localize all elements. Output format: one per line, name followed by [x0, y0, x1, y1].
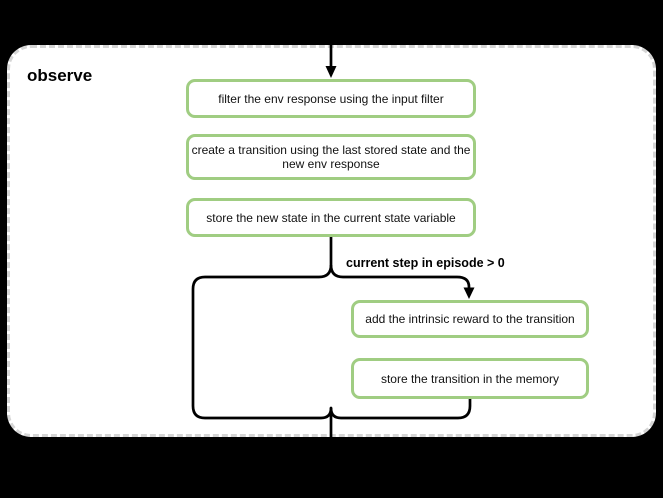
node-store-transition: store the transition in the memory: [351, 358, 589, 399]
node-create-transition: create a transition using the last store…: [186, 134, 476, 180]
node-store-new-state: store the new state in the current state…: [186, 198, 476, 237]
branch-condition-label: current step in episode > 0: [346, 256, 505, 270]
group-title-observe: observe: [27, 66, 93, 85]
node-add-intrinsic-reward: add the intrinsic reward to the transiti…: [351, 300, 589, 338]
node-filter-env-response: filter the env response using the input …: [186, 79, 476, 118]
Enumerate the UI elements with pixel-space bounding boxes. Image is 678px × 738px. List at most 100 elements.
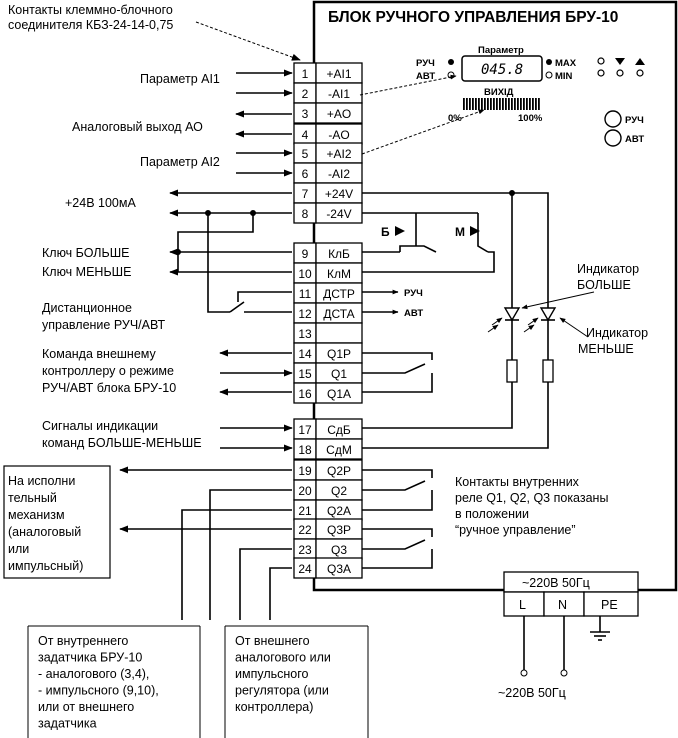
avt-output-label: АВТ — [404, 308, 423, 319]
terminal-3: 3 +AO — [293, 102, 363, 124]
ruch-button-label: РУЧ — [625, 115, 644, 126]
power-connector: ~220В 50Гц L N PE ~220В 50Гц — [498, 571, 639, 700]
switch-b-label: Б — [381, 225, 390, 239]
panel-key-set-icon[interactable] — [597, 57, 605, 77]
actuator-line: импульсный) — [8, 559, 83, 573]
terminal-number: 10 — [298, 267, 312, 281]
bar-segment — [487, 98, 489, 110]
external-line: От внешнего — [235, 634, 310, 648]
terminal-number: 3 — [302, 107, 309, 121]
bar-segment — [511, 98, 513, 110]
param-ai1-label: Параметр AI1 — [140, 72, 220, 86]
ruch-output-label: РУЧ — [404, 288, 423, 299]
actuator-line: тельный — [8, 491, 57, 505]
display-value: 045.8 — [481, 62, 523, 78]
internal-wiring — [362, 190, 595, 569]
bar-segment — [475, 98, 477, 110]
bar-segment — [520, 98, 522, 110]
panel-key-up-icon[interactable] — [635, 58, 645, 77]
min-led-icon — [545, 71, 553, 79]
terminal-number: 23 — [298, 543, 312, 557]
terminal-number: 1 — [302, 67, 309, 81]
bar-segment — [484, 98, 486, 110]
terminal-8: 8-24V — [293, 202, 363, 224]
avt-button[interactable] — [604, 129, 622, 147]
ai1-display-link — [359, 74, 457, 96]
internal-line: задатчика — [38, 717, 97, 731]
param-ai2-label: Параметр AI2 — [140, 155, 220, 169]
bar-segment — [493, 98, 495, 110]
analog-out-label: Аналоговый выход АО — [72, 120, 203, 134]
pin-l-label: L — [519, 598, 526, 612]
terminal-18: 18 СдМ — [293, 438, 363, 460]
internal-line: - импульсного (9,10), — [38, 684, 159, 698]
ind-less-label-1: Индикатор — [586, 326, 648, 340]
bar-segment — [505, 98, 507, 110]
bar-segment — [490, 98, 492, 110]
bar-segment — [523, 98, 525, 110]
terminal-signal: ДСТА — [323, 307, 354, 321]
terminal-5: 5+AI2 — [293, 142, 363, 164]
terminal-2: 2 -AI1 — [293, 82, 363, 104]
output-bargraph — [463, 98, 540, 110]
terminal-number: 12 — [298, 307, 312, 321]
external-line: контроллера) — [235, 700, 313, 714]
remote-label-1: Дистанционное — [42, 301, 132, 315]
relay-note-1: Контакты внутренних — [455, 475, 580, 489]
terminal-signal: +AO — [327, 107, 351, 121]
power24-label: +24В 100мА — [65, 196, 136, 210]
max-led-icon — [546, 59, 552, 65]
internal-line: - аналогового (3,4), — [38, 667, 149, 681]
actuator-line: или — [8, 542, 29, 556]
terminal-signal: -24V — [326, 207, 351, 221]
max-label: MAX — [555, 58, 577, 69]
bar-segment — [526, 98, 528, 110]
terminal-signal: ДСТР — [323, 287, 355, 301]
device-title: БЛОК РУЧНОГО УПРАВЛЕНИЯ БРУ-10 — [328, 9, 618, 26]
terminal-signal: -AI1 — [328, 87, 350, 101]
external-line: импульсного — [235, 667, 309, 681]
bar-segment — [502, 98, 504, 110]
bar-segment — [529, 98, 531, 110]
remote-label-2: управление РУЧ/АВТ — [42, 318, 165, 332]
terminal-number: 21 — [298, 504, 312, 518]
value-display — [461, 55, 543, 82]
actuator-line: На исполни — [8, 474, 75, 488]
ruch-indicator-label: РУЧ — [416, 58, 435, 69]
bar-segment — [532, 98, 534, 110]
ind-less-label-2: МЕНЬШЕ — [578, 342, 634, 356]
ruch-button[interactable] — [604, 110, 622, 128]
terminal-1: 1+AI1 — [293, 62, 363, 84]
actuator-box — [3, 465, 111, 579]
min-label: MIN — [555, 71, 573, 82]
terminal-signal: СдМ — [326, 443, 352, 457]
relay-note-4: “ручное управление” — [455, 523, 576, 537]
avt-button-label: АВТ — [625, 134, 644, 145]
terminal-signal: СдБ — [327, 423, 351, 437]
signals-label-1: Сигналы индикации — [42, 419, 158, 433]
command-label-2: контроллеру о режиме — [42, 364, 174, 378]
ind-more-label-2: БОЛЬШЕ — [577, 278, 631, 292]
bar-segment — [517, 98, 519, 110]
terminal-number: 9 — [302, 247, 309, 261]
terminal-number: 2 — [302, 87, 309, 101]
terminal-number: 13 — [298, 327, 312, 341]
terminal-number: 20 — [298, 484, 312, 498]
device-block — [312, 0, 678, 592]
internal-line: От внутреннего — [38, 634, 128, 648]
terminal-number: 18 — [298, 443, 312, 457]
bar-segment — [514, 98, 516, 110]
bar-segment — [466, 98, 468, 110]
panel-key-down-icon[interactable] — [615, 58, 625, 77]
external-line: аналогового или — [235, 651, 331, 665]
terminal-6: 6-AI2 — [293, 162, 363, 184]
terminal-signal: +24V — [325, 187, 353, 201]
ground-icon — [590, 631, 610, 641]
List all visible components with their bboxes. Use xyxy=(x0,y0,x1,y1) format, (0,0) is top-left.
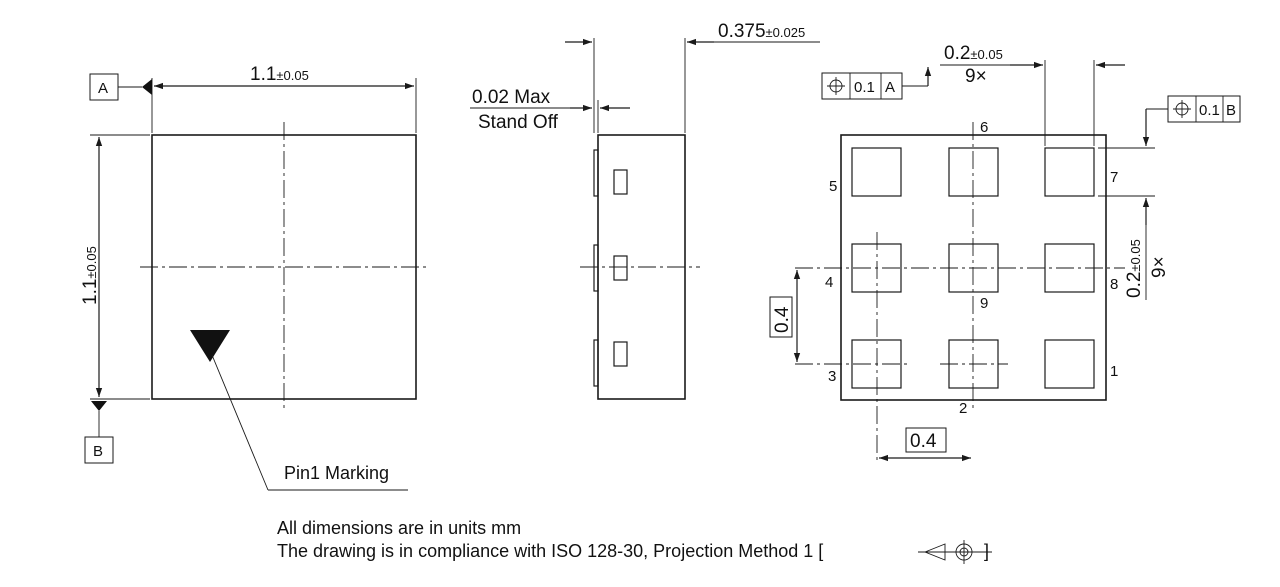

» Work to do
Rewrite the items from the line with "node-store-transition: store the" to the line with "branch-condition-label: current step", swapping "memory" for "buffer" and leaving everything else the same. Return only those lines.

» Problem solution
node-store-transition: store the transition in the buffer: [351, 358, 589, 399]
node-create-transition: create a transition using the last store…: [186, 134, 476, 180]
node-store-new-state: store the new state in the current state…: [186, 198, 476, 237]
branch-condition-label: current step in episode > 0: [346, 256, 505, 270]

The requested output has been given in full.